[Quoted text]:
━━━━━━━━━━━━━━━━

Multi-Proxy, Monthly Climate Reconstruction

Collaborators: Stefano Galelli, Chenxi Xu, and Brendan Buckley

paper 1 paper 2 Commentary Data & code 1 Data & code 2 package Data on NOAA

Motivations & Objectives

Tree rings, with annual resolution and precise dating, can provide temporally high-resolution proxy records of past climate. However, annually-resolved tree ring data still restrict how tree-ring-based paleoclimate reconstructions can be used in subsequent applications, where finer resolutions are desirable. For example, it is often difficult to compare annual climate reconstructions against historical events, because an event may have happened outside the target season of the reconstruction, or two opposite events (a flood and a drought) may be smoothed out by a reconstruction that targets the annual average (Wise, 2021). In addition, and specific to water resources, annual streamflow reconstructions have provided important insights into surface water availability, but cannot be used directly in water management models which require monthly, weekly, or even daily data (Galelli et al., 2021).

How do we obtain subannual climate reconstructions from annual tree rings? Earliest attempts used statistical methods to disaggregate each annual value to multiple subannual ones, assuming a fixed relationship between the two resolutions (Prairie et al., 2007, 2008; Saito et al., 2015; Sauchyn & Ilich, 2017). Later works incorporated multiple species and sites, leveraging the fact that different tree species have different seasonal sensitivities to the hydroclimate, and that there can be different time lags in hydrologic responses at various sites (Stagge et al., 2018; Stahle et al., 2020; Wise, 2021). A third approach uses intra-annual measurements of stable oxygen isotope ratios (δ¹⁸O) in tree ring cellulose to reconstruct intra-annual precipitation (Xu et al., 2016, 2021). This approach is promising, but the current methods are time-consuming and expensive.

We seek to address simultaneously two challenges that were previously considered in isolation:

How do we combine multiple paleoclimate proxies that have different seasonal sensitivity?
How do we preserve the annual mass balance? That is, we need to ensure that the sum of the monthly precipitations or streamflows is close to the annual figures.

Our case study is the Chao Phraya River Basin, Thailand.

A novel aspect of this work is to incorporate δ¹⁸O together with ring width, motivated by an earlier result (Xu et al., 2019) that δ¹⁸O correlates strongly with streamflow in the peak monsoon season, which has been a difficult season for reconstruction with ring width.

━━━━━━━━━━━━━━━━

[Material]:

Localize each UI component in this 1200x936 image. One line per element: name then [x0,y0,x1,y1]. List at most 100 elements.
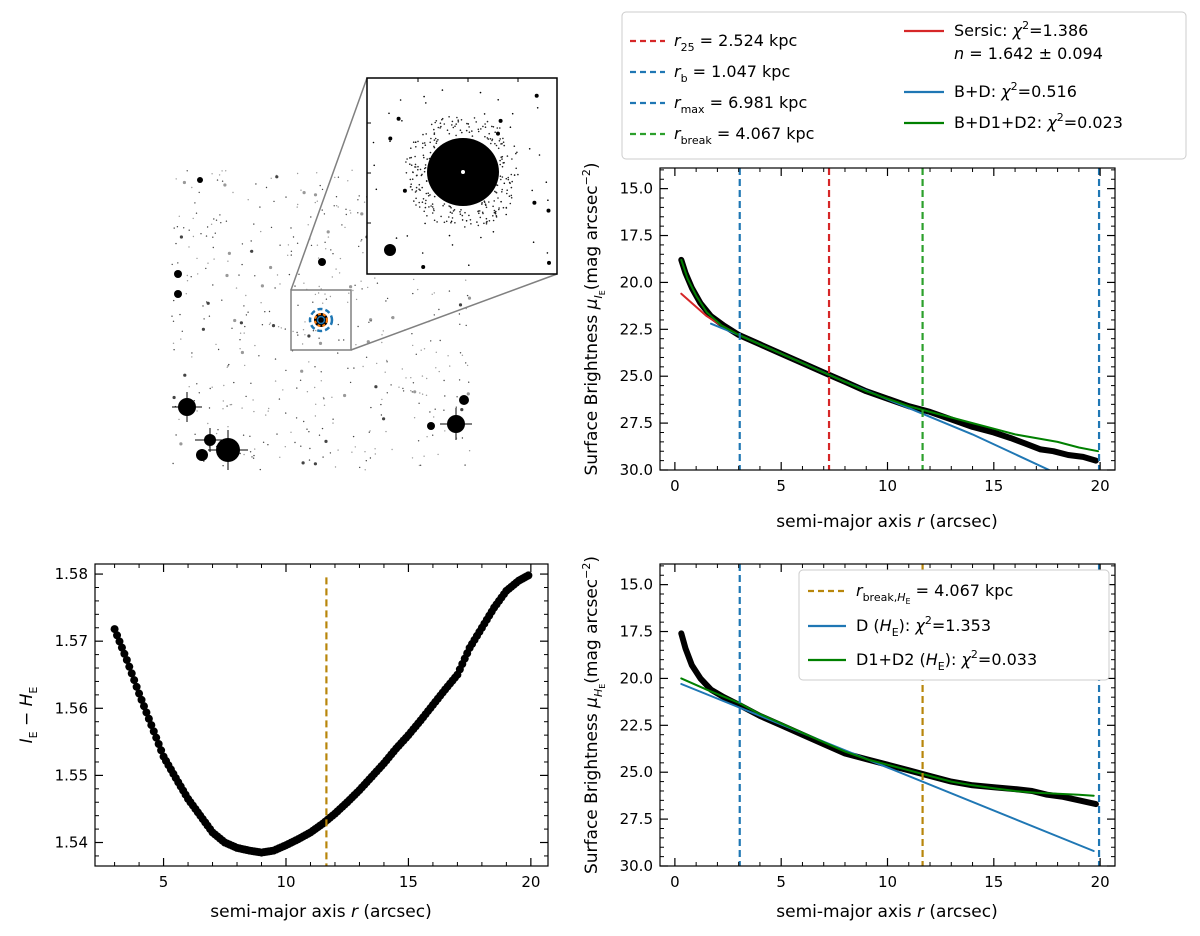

━━━━━━━━━━━━━━━━

[Directive 1]: According to the climate reconstruction page, which river basin serves as the case study?
[Directive 2]: Print everything in the climate reconstruction page from "We seek to address" down to "the annual figures.".

[Task answer 1]: The Chao Phraya River Basin in Thailand.

[Task answer 2]:
We seek to address simultaneously two challenges that were previously considered in isolation:

How do we combine multiple paleoclimate proxies that have different seasonal sensitivity?
How do we preserve the annual mass balance? That is, we need to ensure that the sum of the monthly precipitations or streamflows is close to the annual figures.